[GIVEN PROBLEM] Replace "colorbar-swatch" with "legend-swatch" in the stretch from the start of the rows below through the line containing "indian-ocean-high-core: [546, 293, 606, 317]", and write out those lines with everything else unchanged.

[RECORDS SUPPLIED]
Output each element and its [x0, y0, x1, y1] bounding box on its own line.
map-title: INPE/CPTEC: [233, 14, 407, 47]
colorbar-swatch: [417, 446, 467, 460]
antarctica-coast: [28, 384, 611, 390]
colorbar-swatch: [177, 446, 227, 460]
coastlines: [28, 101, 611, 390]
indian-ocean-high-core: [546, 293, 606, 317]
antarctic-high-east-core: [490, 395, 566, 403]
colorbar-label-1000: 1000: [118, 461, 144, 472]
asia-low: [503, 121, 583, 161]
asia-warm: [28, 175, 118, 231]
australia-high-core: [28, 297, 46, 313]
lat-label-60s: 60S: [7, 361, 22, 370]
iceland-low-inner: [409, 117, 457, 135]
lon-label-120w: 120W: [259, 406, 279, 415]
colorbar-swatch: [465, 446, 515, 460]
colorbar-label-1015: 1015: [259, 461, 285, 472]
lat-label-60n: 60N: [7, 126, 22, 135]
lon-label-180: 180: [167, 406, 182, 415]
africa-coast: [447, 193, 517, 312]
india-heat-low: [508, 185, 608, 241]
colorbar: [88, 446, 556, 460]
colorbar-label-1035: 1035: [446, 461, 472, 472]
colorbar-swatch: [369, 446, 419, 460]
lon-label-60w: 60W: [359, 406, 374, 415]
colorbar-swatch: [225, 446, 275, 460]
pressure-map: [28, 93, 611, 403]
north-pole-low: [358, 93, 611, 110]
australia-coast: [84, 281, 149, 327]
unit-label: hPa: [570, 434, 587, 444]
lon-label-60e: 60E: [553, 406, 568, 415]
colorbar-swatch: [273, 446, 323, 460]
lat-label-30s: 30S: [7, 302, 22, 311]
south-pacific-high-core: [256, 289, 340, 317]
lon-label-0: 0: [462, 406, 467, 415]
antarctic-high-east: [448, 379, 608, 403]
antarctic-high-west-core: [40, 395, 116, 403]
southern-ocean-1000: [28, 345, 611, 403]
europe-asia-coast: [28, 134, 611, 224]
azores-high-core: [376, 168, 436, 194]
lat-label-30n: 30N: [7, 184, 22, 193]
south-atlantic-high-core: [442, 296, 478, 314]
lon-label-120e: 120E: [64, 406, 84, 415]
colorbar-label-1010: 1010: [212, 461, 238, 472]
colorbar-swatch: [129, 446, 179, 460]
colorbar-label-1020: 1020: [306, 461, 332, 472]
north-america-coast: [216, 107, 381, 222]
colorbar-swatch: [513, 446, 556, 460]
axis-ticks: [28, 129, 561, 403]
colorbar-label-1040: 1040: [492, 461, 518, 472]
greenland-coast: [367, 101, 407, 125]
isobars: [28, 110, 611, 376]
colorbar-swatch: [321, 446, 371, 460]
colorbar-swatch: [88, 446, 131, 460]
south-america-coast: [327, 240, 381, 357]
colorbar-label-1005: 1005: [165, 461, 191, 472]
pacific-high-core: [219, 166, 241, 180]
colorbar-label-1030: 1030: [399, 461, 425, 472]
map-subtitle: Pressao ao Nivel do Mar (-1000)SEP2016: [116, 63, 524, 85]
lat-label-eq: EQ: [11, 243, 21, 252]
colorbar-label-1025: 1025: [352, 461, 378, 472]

[TASK SOLUTION]
Output each element and its [x0, y0, x1, y1] bounding box on its own line.
map-title: INPE/CPTEC: [233, 14, 407, 47]
legend-swatch: [417, 446, 467, 460]
antarctica-coast: [28, 384, 611, 390]
legend-swatch: [177, 446, 227, 460]
coastlines: [28, 101, 611, 390]
indian-ocean-high-core: [546, 293, 606, 317]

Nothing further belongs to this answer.